• [SET PROBLEM] Copy out the listing that follows, exactly, without its pictures.

Begin DATASET EXCERPTS

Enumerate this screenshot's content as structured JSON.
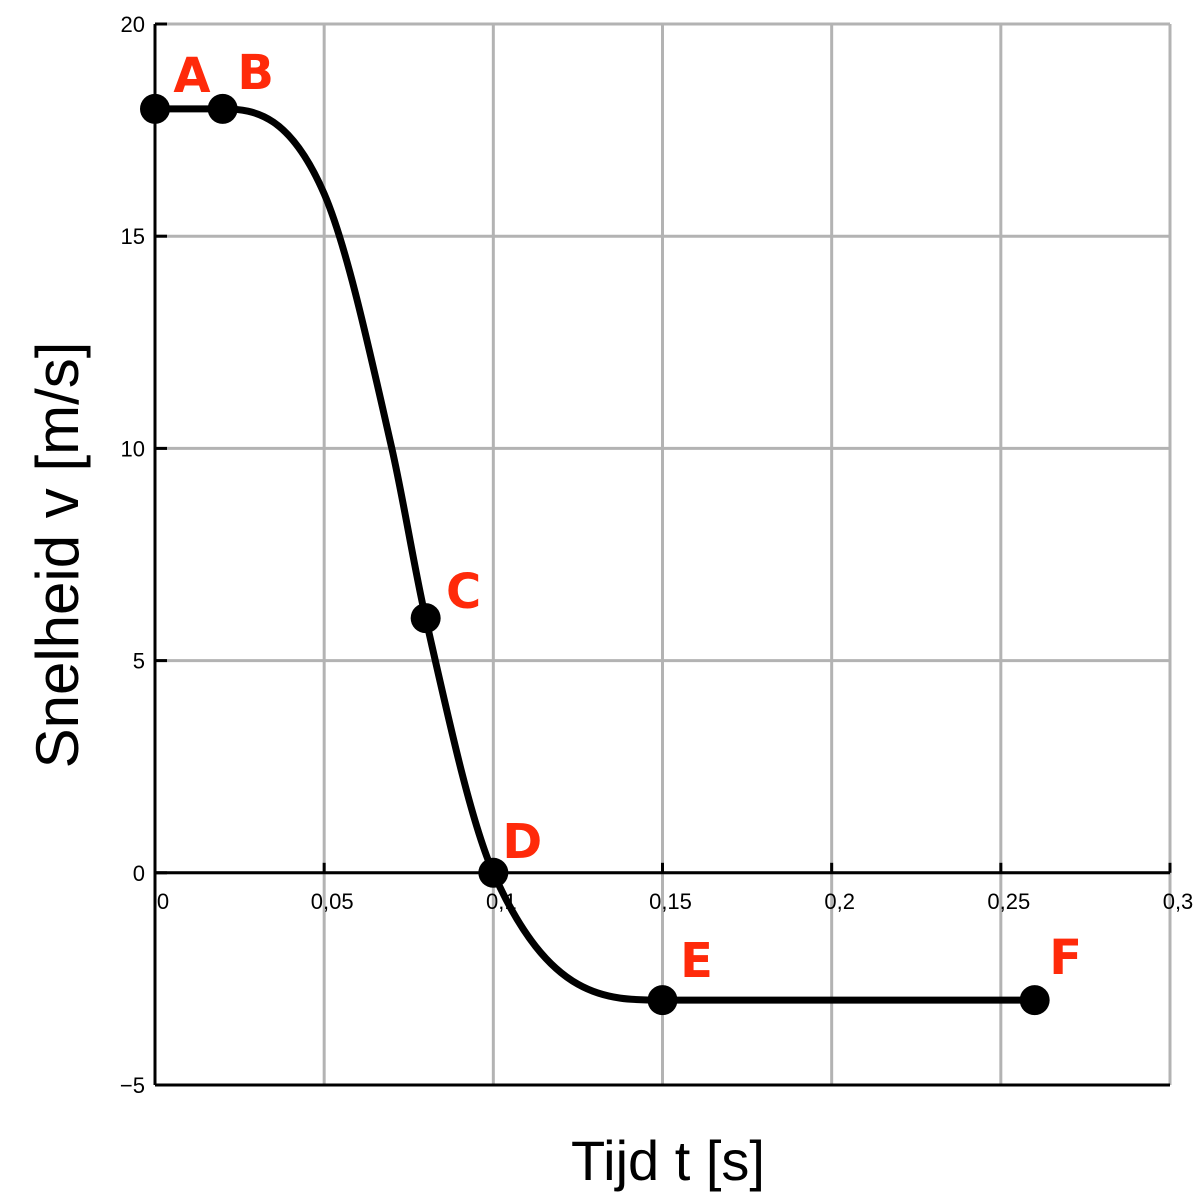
{
  "chart_data": {
    "type": "line",
    "xlabel": "Tijd t [s]",
    "ylabel": "Snelheid v [m/s]",
    "xlim": [
      0,
      0.3
    ],
    "ylim": [
      -5,
      20
    ],
    "x_ticks": [
      {
        "value": 0,
        "label": "0"
      },
      {
        "value": 0.05,
        "label": "0,05"
      },
      {
        "value": 0.1,
        "label": "0,1"
      },
      {
        "value": 0.15,
        "label": "0,15"
      },
      {
        "value": 0.2,
        "label": "0,2"
      },
      {
        "value": 0.25,
        "label": "0,25"
      },
      {
        "value": 0.3,
        "label": "0,3"
      }
    ],
    "y_ticks": [
      {
        "value": 20,
        "label": "20"
      },
      {
        "value": 15,
        "label": "15"
      },
      {
        "value": 10,
        "label": "10"
      },
      {
        "value": 5,
        "label": "5"
      },
      {
        "value": 0,
        "label": "0"
      },
      {
        "value": -5,
        "label": "−5"
      }
    ],
    "grid": true,
    "series": [
      {
        "color": "#000000",
        "curve": [
          {
            "x": 0,
            "y": 18
          },
          {
            "x": 0.02,
            "y": 18
          },
          {
            "x": 0.05,
            "y": 16
          },
          {
            "x": 0.07,
            "y": 10
          },
          {
            "x": 0.08,
            "y": 6
          },
          {
            "x": 0.1,
            "y": 0
          },
          {
            "x": 0.15,
            "y": -3
          },
          {
            "x": 0.26,
            "y": -3
          }
        ]
      }
    ],
    "points": [
      {
        "label": "A",
        "x": 0,
        "y": 18
      },
      {
        "label": "B",
        "x": 0.02,
        "y": 18
      },
      {
        "label": "C",
        "x": 0.08,
        "y": 6
      },
      {
        "label": "D",
        "x": 0.1,
        "y": 0
      },
      {
        "label": "E",
        "x": 0.15,
        "y": -3
      },
      {
        "label": "F",
        "x": 0.26,
        "y": -3
      }
    ],
    "point_label_color": "#ff2a0a"
  }
}
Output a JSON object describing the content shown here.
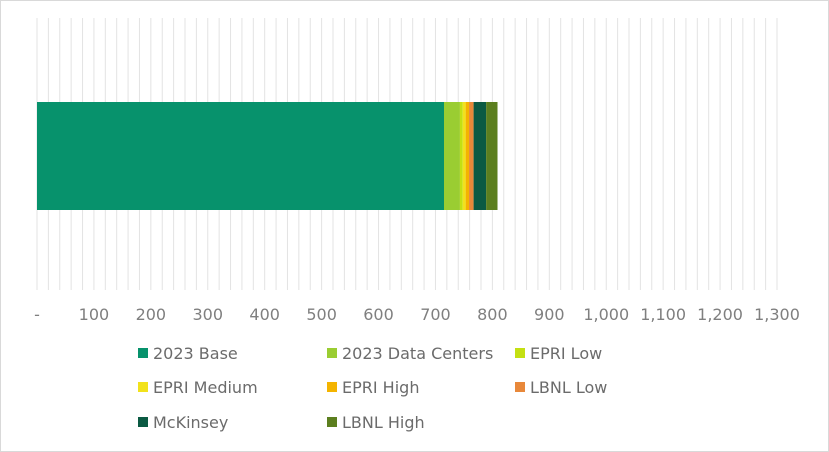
{
  "chart_data": {
    "type": "bar",
    "orientation": "horizontal",
    "stacked": true,
    "categories": [
      ""
    ],
    "series": [
      {
        "name": "2023 Base",
        "values": [
          715
        ],
        "color": "#07926C"
      },
      {
        "name": "2023 Data Centers",
        "values": [
          28
        ],
        "color": "#9ACD32"
      },
      {
        "name": "EPRI Low",
        "values": [
          5
        ],
        "color": "#C4E012"
      },
      {
        "name": "EPRI Medium",
        "values": [
          5
        ],
        "color": "#F2E21C"
      },
      {
        "name": "EPRI High",
        "values": [
          6
        ],
        "color": "#F4B400"
      },
      {
        "name": "LBNL Low",
        "values": [
          8
        ],
        "color": "#E8883A"
      },
      {
        "name": "McKinsey",
        "values": [
          22
        ],
        "color": "#0B5A43"
      },
      {
        "name": "LBNL High",
        "values": [
          20
        ],
        "color": "#5C7F1F"
      }
    ],
    "xlim": [
      0,
      1300
    ],
    "major_step": 100,
    "minor_step": 20,
    "x_tick_labels": [
      "-",
      "100",
      "200",
      "300",
      "400",
      "500",
      "600",
      "700",
      "800",
      "900",
      "1,000",
      "1,100",
      "1,200",
      "1,300"
    ],
    "grid": true,
    "legend_position": "bottom",
    "title": "",
    "xlabel": "",
    "ylabel": ""
  }
}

End DATASET EXCERPTS

• [FINISHED ANSWER]
Enumerate this screenshot's content as structured JSON.
{
  "chart_data": {
    "type": "line",
    "xlabel": "Tijd t [s]",
    "ylabel": "Snelheid v [m/s]",
    "xlim": [
      0,
      0.3
    ],
    "ylim": [
      -5,
      20
    ],
    "x_ticks": [
      {
        "value": 0,
        "label": "0"
      },
      {
        "value": 0.05,
        "label": "0,05"
      },
      {
        "value": 0.1,
        "label": "0,1"
      },
      {
        "value": 0.15,
        "label": "0,15"
      },
      {
        "value": 0.2,
        "label": "0,2"
      },
      {
        "value": 0.25,
        "label": "0,25"
      },
      {
        "value": 0.3,
        "label": "0,3"
      }
    ],
    "y_ticks": [
      {
        "value": 20,
        "label": "20"
      },
      {
        "value": 15,
        "label": "15"
      },
      {
        "value": 10,
        "label": "10"
      },
      {
        "value": 5,
        "label": "5"
      },
      {
        "value": 0,
        "label": "0"
      },
      {
        "value": -5,
        "label": "−5"
      }
    ],
    "grid": true,
    "series": [
      {
        "color": "#000000",
        "curve": [
          {
            "x": 0,
            "y": 18
          },
          {
            "x": 0.02,
            "y": 18
          },
          {
            "x": 0.05,
            "y": 16
          },
          {
            "x": 0.07,
            "y": 10
          },
          {
            "x": 0.08,
            "y": 6
          },
          {
            "x": 0.1,
            "y": 0
          },
          {
            "x": 0.15,
            "y": -3
          },
          {
            "x": 0.26,
            "y": -3
          }
        ]
      }
    ],
    "points": [
      {
        "label": "A",
        "x": 0,
        "y": 18
      },
      {
        "label": "B",
        "x": 0.02,
        "y": 18
      },
      {
        "label": "C",
        "x": 0.08,
        "y": 6
      },
      {
        "label": "D",
        "x": 0.1,
        "y": 0
      },
      {
        "label": "E",
        "x": 0.15,
        "y": -3
      },
      {
        "label": "F",
        "x": 0.26,
        "y": -3
      }
    ],
    "point_label_color": "#ff2a0a"
  }
}
Output a JSON object describing the content shown here.
{
  "chart_data": {
    "type": "bar",
    "orientation": "horizontal",
    "stacked": true,
    "categories": [
      ""
    ],
    "series": [
      {
        "name": "2023 Base",
        "values": [
          715
        ],
        "color": "#07926C"
      },
      {
        "name": "2023 Data Centers",
        "values": [
          28
        ],
        "color": "#9ACD32"
      },
      {
        "name": "EPRI Low",
        "values": [
          5
        ],
        "color": "#C4E012"
      },
      {
        "name": "EPRI Medium",
        "values": [
          5
        ],
        "color": "#F2E21C"
      },
      {
        "name": "EPRI High",
        "values": [
          6
        ],
        "color": "#F4B400"
      },
      {
        "name": "LBNL Low",
        "values": [
          8
        ],
        "color": "#E8883A"
      },
      {
        "name": "McKinsey",
        "values": [
          22
        ],
        "color": "#0B5A43"
      },
      {
        "name": "LBNL High",
        "values": [
          20
        ],
        "color": "#5C7F1F"
      }
    ],
    "xlim": [
      0,
      1300
    ],
    "major_step": 100,
    "minor_step": 20,
    "x_tick_labels": [
      "-",
      "100",
      "200",
      "300",
      "400",
      "500",
      "600",
      "700",
      "800",
      "900",
      "1,000",
      "1,100",
      "1,200",
      "1,300"
    ],
    "grid": true,
    "legend_position": "bottom",
    "title": "",
    "xlabel": "",
    "ylabel": ""
  }
}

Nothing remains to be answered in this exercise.